§ **Written problem**
Copy out all the entries word for word.

§ **Exercise data**
════════

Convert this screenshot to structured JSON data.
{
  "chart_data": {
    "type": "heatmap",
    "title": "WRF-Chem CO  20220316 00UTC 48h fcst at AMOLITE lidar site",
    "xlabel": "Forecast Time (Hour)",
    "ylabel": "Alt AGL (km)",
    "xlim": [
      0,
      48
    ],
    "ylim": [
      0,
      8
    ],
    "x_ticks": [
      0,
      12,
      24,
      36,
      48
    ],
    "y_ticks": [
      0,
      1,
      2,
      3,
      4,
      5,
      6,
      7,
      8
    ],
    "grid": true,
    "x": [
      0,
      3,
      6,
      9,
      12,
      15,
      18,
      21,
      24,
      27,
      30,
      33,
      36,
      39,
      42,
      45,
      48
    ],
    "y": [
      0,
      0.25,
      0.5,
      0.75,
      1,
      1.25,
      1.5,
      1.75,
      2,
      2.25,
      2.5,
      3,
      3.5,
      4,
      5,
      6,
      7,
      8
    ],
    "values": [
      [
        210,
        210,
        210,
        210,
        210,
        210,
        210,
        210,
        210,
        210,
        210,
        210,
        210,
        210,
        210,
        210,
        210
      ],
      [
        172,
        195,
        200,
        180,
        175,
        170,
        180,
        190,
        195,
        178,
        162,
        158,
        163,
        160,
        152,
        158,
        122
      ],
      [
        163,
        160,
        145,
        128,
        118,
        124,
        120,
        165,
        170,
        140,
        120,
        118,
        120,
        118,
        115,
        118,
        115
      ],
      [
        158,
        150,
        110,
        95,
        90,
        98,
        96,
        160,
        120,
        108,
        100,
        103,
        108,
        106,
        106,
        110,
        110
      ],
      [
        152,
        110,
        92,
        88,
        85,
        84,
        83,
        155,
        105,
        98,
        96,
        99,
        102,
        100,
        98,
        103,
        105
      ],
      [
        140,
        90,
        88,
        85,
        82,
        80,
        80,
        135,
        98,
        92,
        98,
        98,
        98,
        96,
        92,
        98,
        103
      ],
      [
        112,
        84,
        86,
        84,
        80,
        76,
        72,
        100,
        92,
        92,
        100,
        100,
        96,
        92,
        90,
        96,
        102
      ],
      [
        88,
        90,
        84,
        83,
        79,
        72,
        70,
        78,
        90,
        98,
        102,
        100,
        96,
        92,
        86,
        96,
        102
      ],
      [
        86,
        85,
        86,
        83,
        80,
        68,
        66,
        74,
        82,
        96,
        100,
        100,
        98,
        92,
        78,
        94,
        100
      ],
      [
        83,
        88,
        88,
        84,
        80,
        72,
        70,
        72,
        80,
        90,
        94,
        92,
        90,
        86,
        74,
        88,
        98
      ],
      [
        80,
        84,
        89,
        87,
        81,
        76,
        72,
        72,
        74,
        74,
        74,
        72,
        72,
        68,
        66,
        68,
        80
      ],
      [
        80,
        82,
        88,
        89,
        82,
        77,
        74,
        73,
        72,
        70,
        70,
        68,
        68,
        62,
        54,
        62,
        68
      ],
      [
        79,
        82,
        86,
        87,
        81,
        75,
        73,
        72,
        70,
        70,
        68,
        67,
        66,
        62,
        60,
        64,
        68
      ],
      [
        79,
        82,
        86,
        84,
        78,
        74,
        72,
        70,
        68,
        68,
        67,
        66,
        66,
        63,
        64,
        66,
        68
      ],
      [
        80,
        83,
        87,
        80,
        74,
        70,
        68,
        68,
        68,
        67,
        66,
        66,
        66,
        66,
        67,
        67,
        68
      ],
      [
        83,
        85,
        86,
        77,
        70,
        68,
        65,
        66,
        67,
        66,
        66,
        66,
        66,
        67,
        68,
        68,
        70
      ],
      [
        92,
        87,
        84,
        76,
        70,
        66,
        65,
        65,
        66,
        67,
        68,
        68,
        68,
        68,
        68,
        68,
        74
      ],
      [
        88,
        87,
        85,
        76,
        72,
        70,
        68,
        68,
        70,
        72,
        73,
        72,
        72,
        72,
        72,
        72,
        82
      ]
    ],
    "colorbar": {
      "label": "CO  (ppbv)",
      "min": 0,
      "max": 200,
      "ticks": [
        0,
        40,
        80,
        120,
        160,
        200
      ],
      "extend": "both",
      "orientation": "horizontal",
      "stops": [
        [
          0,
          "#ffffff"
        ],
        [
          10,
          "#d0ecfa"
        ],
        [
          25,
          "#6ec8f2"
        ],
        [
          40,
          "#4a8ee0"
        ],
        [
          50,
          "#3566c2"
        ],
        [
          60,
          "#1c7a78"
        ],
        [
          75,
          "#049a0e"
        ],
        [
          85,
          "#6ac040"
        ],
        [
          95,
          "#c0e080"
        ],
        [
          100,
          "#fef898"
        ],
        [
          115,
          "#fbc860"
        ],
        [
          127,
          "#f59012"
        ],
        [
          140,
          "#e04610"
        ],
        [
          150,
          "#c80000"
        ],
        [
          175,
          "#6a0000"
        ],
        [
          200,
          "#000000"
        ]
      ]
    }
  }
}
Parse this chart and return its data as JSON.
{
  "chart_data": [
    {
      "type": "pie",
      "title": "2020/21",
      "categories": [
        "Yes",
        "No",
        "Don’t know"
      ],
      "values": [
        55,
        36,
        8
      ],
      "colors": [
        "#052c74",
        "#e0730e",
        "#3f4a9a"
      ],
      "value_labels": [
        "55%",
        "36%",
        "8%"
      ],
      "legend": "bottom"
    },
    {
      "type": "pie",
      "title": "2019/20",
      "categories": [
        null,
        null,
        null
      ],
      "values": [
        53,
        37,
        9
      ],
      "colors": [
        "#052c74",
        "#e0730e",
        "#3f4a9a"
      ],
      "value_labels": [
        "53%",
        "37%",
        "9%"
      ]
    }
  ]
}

════════

§ **Task solution**
Convert this screenshot to structured JSON data.
{
  "chart_data": {
    "type": "heatmap",
    "title": "WRF-Chem CO  20220316 00UTC 48h fcst at AMOLITE lidar site",
    "xlabel": "Forecast Time (Hour)",
    "ylabel": "Alt AGL (km)",
    "xlim": [
      0,
      48
    ],
    "ylim": [
      0,
      8
    ],
    "x_ticks": [
      0,
      12,
      24,
      36,
      48
    ],
    "y_ticks": [
      0,
      1,
      2,
      3,
      4,
      5,
      6,
      7,
      8
    ],
    "grid": true,
    "x": [
      0,
      3,
      6,
      9,
      12,
      15,
      18,
      21,
      24,
      27,
      30,
      33,
      36,
      39,
      42,
      45,
      48
    ],
    "y": [
      0,
      0.25,
      0.5,
      0.75,
      1,
      1.25,
      1.5,
      1.75,
      2,
      2.25,
      2.5,
      3,
      3.5,
      4,
      5,
      6,
      7,
      8
    ],
    "values": [
      [
        210,
        210,
        210,
        210,
        210,
        210,
        210,
        210,
        210,
        210,
        210,
        210,
        210,
        210,
        210,
        210,
        210
      ],
      [
        172,
        195,
        200,
        180,
        175,
        170,
        180,
        190,
        195,
        178,
        162,
        158,
        163,
        160,
        152,
        158,
        122
      ],
      [
        163,
        160,
        145,
        128,
        118,
        124,
        120,
        165,
        170,
        140,
        120,
        118,
        120,
        118,
        115,
        118,
        115
      ],
      [
        158,
        150,
        110,
        95,
        90,
        98,
        96,
        160,
        120,
        108,
        100,
        103,
        108,
        106,
        106,
        110,
        110
      ],
      [
        152,
        110,
        92,
        88,
        85,
        84,
        83,
        155,
        105,
        98,
        96,
        99,
        102,
        100,
        98,
        103,
        105
      ],
      [
        140,
        90,
        88,
        85,
        82,
        80,
        80,
        135,
        98,
        92,
        98,
        98,
        98,
        96,
        92,
        98,
        103
      ],
      [
        112,
        84,
        86,
        84,
        80,
        76,
        72,
        100,
        92,
        92,
        100,
        100,
        96,
        92,
        90,
        96,
        102
      ],
      [
        88,
        90,
        84,
        83,
        79,
        72,
        70,
        78,
        90,
        98,
        102,
        100,
        96,
        92,
        86,
        96,
        102
      ],
      [
        86,
        85,
        86,
        83,
        80,
        68,
        66,
        74,
        82,
        96,
        100,
        100,
        98,
        92,
        78,
        94,
        100
      ],
      [
        83,
        88,
        88,
        84,
        80,
        72,
        70,
        72,
        80,
        90,
        94,
        92,
        90,
        86,
        74,
        88,
        98
      ],
      [
        80,
        84,
        89,
        87,
        81,
        76,
        72,
        72,
        74,
        74,
        74,
        72,
        72,
        68,
        66,
        68,
        80
      ],
      [
        80,
        82,
        88,
        89,
        82,
        77,
        74,
        73,
        72,
        70,
        70,
        68,
        68,
        62,
        54,
        62,
        68
      ],
      [
        79,
        82,
        86,
        87,
        81,
        75,
        73,
        72,
        70,
        70,
        68,
        67,
        66,
        62,
        60,
        64,
        68
      ],
      [
        79,
        82,
        86,
        84,
        78,
        74,
        72,
        70,
        68,
        68,
        67,
        66,
        66,
        63,
        64,
        66,
        68
      ],
      [
        80,
        83,
        87,
        80,
        74,
        70,
        68,
        68,
        68,
        67,
        66,
        66,
        66,
        66,
        67,
        67,
        68
      ],
      [
        83,
        85,
        86,
        77,
        70,
        68,
        65,
        66,
        67,
        66,
        66,
        66,
        66,
        67,
        68,
        68,
        70
      ],
      [
        92,
        87,
        84,
        76,
        70,
        66,
        65,
        65,
        66,
        67,
        68,
        68,
        68,
        68,
        68,
        68,
        74
      ],
      [
        88,
        87,
        85,
        76,
        72,
        70,
        68,
        68,
        70,
        72,
        73,
        72,
        72,
        72,
        72,
        72,
        82
      ]
    ],
    "colorbar": {
      "label": "CO  (ppbv)",
      "min": 0,
      "max": 200,
      "ticks": [
        0,
        40,
        80,
        120,
        160,
        200
      ],
      "extend": "both",
      "orientation": "horizontal",
      "stops": [
        [
          0,
          "#ffffff"
        ],
        [
          10,
          "#d0ecfa"
        ],
        [
          25,
          "#6ec8f2"
        ],
        [
          40,
          "#4a8ee0"
        ],
        [
          50,
          "#3566c2"
        ],
        [
          60,
          "#1c7a78"
        ],
        [
          75,
          "#049a0e"
        ],
        [
          85,
          "#6ac040"
        ],
        [
          95,
          "#c0e080"
        ],
        [
          100,
          "#fef898"
        ],
        [
          115,
          "#fbc860"
        ],
        [
          127,
          "#f59012"
        ],
        [
          140,
          "#e04610"
        ],
        [
          150,
          "#c80000"
        ],
        [
          175,
          "#6a0000"
        ],
        [
          200,
          "#000000"
        ]
      ]
    }
  }
}
Parse this chart and return its data as JSON.
{
  "chart_data": [
    {
      "type": "pie",
      "title": "2020/21",
      "categories": [
        "Yes",
        "No",
        "Don’t know"
      ],
      "values": [
        55,
        36,
        8
      ],
      "colors": [
        "#052c74",
        "#e0730e",
        "#3f4a9a"
      ],
      "value_labels": [
        "55%",
        "36%",
        "8%"
      ],
      "legend": "bottom"
    },
    {
      "type": "pie",
      "title": "2019/20",
      "categories": [
        null,
        null,
        null
      ],
      "values": [
        53,
        37,
        9
      ],
      "colors": [
        "#052c74",
        "#e0730e",
        "#3f4a9a"
      ],
      "value_labels": [
        "53%",
        "37%",
        "9%"
      ]
    }
  ]
}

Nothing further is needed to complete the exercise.